Exercise description:
All the entries need to be quoted exactly, apart from the pictures, which you should drop.

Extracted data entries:
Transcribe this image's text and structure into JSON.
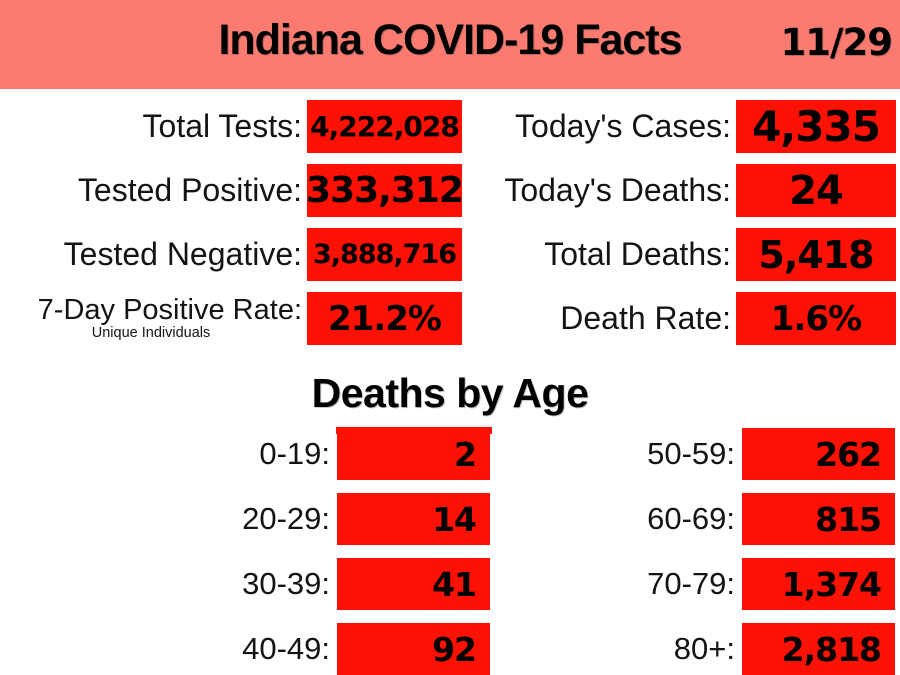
{
  "banner": {
    "title": "Indiana COVID-19 Facts",
    "date": "11/29"
  },
  "stats": {
    "left": [
      {
        "label": "Total Tests:",
        "value": "4,222,028"
      },
      {
        "label": "Tested Positive:",
        "value": "333,312"
      },
      {
        "label": "Tested Negative:",
        "value": "3,888,716"
      },
      {
        "label": "7-Day Positive Rate:",
        "sublabel": "Unique Individuals",
        "value": "21.2%"
      }
    ],
    "right": [
      {
        "label": "Today's Cases:",
        "value": "4,335"
      },
      {
        "label": "Today's Deaths:",
        "value": "24"
      },
      {
        "label": "Total Deaths:",
        "value": "5,418"
      },
      {
        "label": "Death Rate:",
        "value": "1.6%"
      }
    ]
  },
  "deaths_by_age": {
    "title": "Deaths by Age",
    "left": [
      {
        "label": "0-19:",
        "value": "2"
      },
      {
        "label": "20-29:",
        "value": "14"
      },
      {
        "label": "30-39:",
        "value": "41"
      },
      {
        "label": "40-49:",
        "value": "92"
      }
    ],
    "right": [
      {
        "label": "50-59:",
        "value": "262"
      },
      {
        "label": "60-69:",
        "value": "815"
      },
      {
        "label": "70-79:",
        "value": "1,374"
      },
      {
        "label": "80+:",
        "value": "2,818"
      }
    ]
  },
  "colors": {
    "banner_bg": "#fc7b71",
    "box_red": "#fb1205",
    "text": "#000000",
    "background": "#ffffff"
  },
  "chart_data": {
    "type": "table",
    "title": "Indiana COVID-19 Facts",
    "date": "11/29",
    "stats": [
      {
        "label": "Total Tests",
        "value": 4222028
      },
      {
        "label": "Tested Positive",
        "value": 333312
      },
      {
        "label": "Tested Negative",
        "value": 3888716
      },
      {
        "label": "7-Day Positive Rate (Unique Individuals)",
        "value": "21.2%"
      },
      {
        "label": "Today's Cases",
        "value": 4335
      },
      {
        "label": "Today's Deaths",
        "value": 24
      },
      {
        "label": "Total Deaths",
        "value": 5418
      },
      {
        "label": "Death Rate",
        "value": "1.6%"
      }
    ],
    "deaths_by_age": {
      "categories": [
        "0-19",
        "20-29",
        "30-39",
        "40-49",
        "50-59",
        "60-69",
        "70-79",
        "80+"
      ],
      "values": [
        2,
        14,
        41,
        92,
        262,
        815,
        1374,
        2818
      ]
    }
  }
}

Finished answer:
Transcribe this image's text and structure into JSON.
{
  "banner": {
    "title": "Indiana COVID-19 Facts",
    "date": "11/29"
  },
  "stats": {
    "left": [
      {
        "label": "Total Tests:",
        "value": "4,222,028"
      },
      {
        "label": "Tested Positive:",
        "value": "333,312"
      },
      {
        "label": "Tested Negative:",
        "value": "3,888,716"
      },
      {
        "label": "7-Day Positive Rate:",
        "sublabel": "Unique Individuals",
        "value": "21.2%"
      }
    ],
    "right": [
      {
        "label": "Today's Cases:",
        "value": "4,335"
      },
      {
        "label": "Today's Deaths:",
        "value": "24"
      },
      {
        "label": "Total Deaths:",
        "value": "5,418"
      },
      {
        "label": "Death Rate:",
        "value": "1.6%"
      }
    ]
  },
  "deaths_by_age": {
    "title": "Deaths by Age",
    "left": [
      {
        "label": "0-19:",
        "value": "2"
      },
      {
        "label": "20-29:",
        "value": "14"
      },
      {
        "label": "30-39:",
        "value": "41"
      },
      {
        "label": "40-49:",
        "value": "92"
      }
    ],
    "right": [
      {
        "label": "50-59:",
        "value": "262"
      },
      {
        "label": "60-69:",
        "value": "815"
      },
      {
        "label": "70-79:",
        "value": "1,374"
      },
      {
        "label": "80+:",
        "value": "2,818"
      }
    ]
  },
  "colors": {
    "banner_bg": "#fc7b71",
    "box_red": "#fb1205",
    "text": "#000000",
    "background": "#ffffff"
  },
  "chart_data": {
    "type": "table",
    "title": "Indiana COVID-19 Facts",
    "date": "11/29",
    "stats": [
      {
        "label": "Total Tests",
        "value": 4222028
      },
      {
        "label": "Tested Positive",
        "value": 333312
      },
      {
        "label": "Tested Negative",
        "value": 3888716
      },
      {
        "label": "7-Day Positive Rate (Unique Individuals)",
        "value": "21.2%"
      },
      {
        "label": "Today's Cases",
        "value": 4335
      },
      {
        "label": "Today's Deaths",
        "value": 24
      },
      {
        "label": "Total Deaths",
        "value": 5418
      },
      {
        "label": "Death Rate",
        "value": "1.6%"
      }
    ],
    "deaths_by_age": {
      "categories": [
        "0-19",
        "20-29",
        "30-39",
        "40-49",
        "50-59",
        "60-69",
        "70-79",
        "80+"
      ],
      "values": [
        2,
        14,
        41,
        92,
        262,
        815,
        1374,
        2818
      ]
    }
  }
}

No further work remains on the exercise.